Work required |
Arrange the lines starting at the one containing "576, 580, 591]" and ending at the one containing "374, 719, 442]" as a Markdown table with the columns Row and Text, skipping any blank lines. Give only that table.

Records excerpted from a collection |
■ ■ ■ ■ ■

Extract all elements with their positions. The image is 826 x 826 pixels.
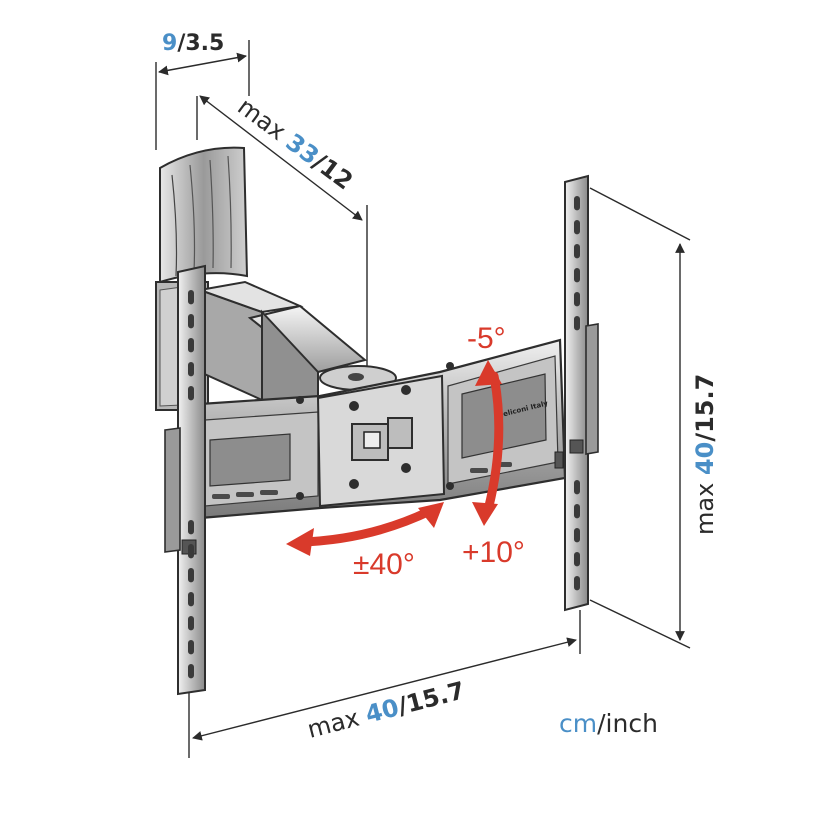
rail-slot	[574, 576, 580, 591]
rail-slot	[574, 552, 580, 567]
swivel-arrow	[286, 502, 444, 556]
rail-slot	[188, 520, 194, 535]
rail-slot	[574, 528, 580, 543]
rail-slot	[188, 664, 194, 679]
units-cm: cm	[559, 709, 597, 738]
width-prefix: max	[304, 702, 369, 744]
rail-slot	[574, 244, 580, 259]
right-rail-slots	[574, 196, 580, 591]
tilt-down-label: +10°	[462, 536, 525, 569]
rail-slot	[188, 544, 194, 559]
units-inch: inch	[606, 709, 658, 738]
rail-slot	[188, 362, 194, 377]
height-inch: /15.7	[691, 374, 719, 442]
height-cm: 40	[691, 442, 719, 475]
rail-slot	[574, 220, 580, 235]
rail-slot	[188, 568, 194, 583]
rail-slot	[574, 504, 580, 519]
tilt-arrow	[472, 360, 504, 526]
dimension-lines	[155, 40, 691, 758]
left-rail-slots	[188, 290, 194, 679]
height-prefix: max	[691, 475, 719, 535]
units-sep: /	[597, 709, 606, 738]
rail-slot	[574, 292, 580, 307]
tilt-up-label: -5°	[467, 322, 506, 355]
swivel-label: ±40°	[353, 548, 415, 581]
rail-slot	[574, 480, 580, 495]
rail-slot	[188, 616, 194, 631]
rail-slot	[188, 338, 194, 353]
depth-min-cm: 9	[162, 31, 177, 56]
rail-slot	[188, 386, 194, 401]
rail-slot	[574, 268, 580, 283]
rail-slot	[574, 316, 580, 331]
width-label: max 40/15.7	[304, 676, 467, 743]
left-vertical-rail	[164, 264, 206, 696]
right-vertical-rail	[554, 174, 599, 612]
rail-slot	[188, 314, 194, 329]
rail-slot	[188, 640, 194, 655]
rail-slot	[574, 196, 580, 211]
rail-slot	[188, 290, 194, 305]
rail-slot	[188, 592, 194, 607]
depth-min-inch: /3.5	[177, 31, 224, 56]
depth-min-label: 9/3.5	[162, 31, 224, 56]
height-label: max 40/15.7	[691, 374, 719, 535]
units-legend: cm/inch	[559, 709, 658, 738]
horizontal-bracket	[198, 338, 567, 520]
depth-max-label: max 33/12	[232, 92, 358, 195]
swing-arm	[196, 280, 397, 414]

■ ■ ■ ■ ■

Solution for this problem |
| Row | Text |
|---|---|
| 1 | rail-slot	[574, 576, 580, 591] |
| 2 | rail-slot	[574, 552, 580, 567] |
| 3 | swivel-arrow	[286, 502, 444, 556] |
| 4 | rail-slot	[188, 520, 194, 535] |
| 5 | rail-slot	[574, 528, 580, 543] |
| 6 | rail-slot	[188, 664, 194, 679] |
| 7 | units-cm: cm	[559, 709, 597, 738] |
| 8 | width-prefix: max	[304, 702, 369, 744] |
| 9 | rail-slot	[574, 244, 580, 259] |
| 10 | right-rail-slots	[574, 196, 580, 591] |
| 11 | tilt-down-label: +10°	[462, 536, 525, 569] |
| 12 | rail-slot	[188, 544, 194, 559] |
| 13 | units-inch: inch	[606, 709, 658, 738] |
| 14 | rail-slot	[188, 362, 194, 377] |
| 15 | height-inch: /15.7	[691, 374, 719, 442] |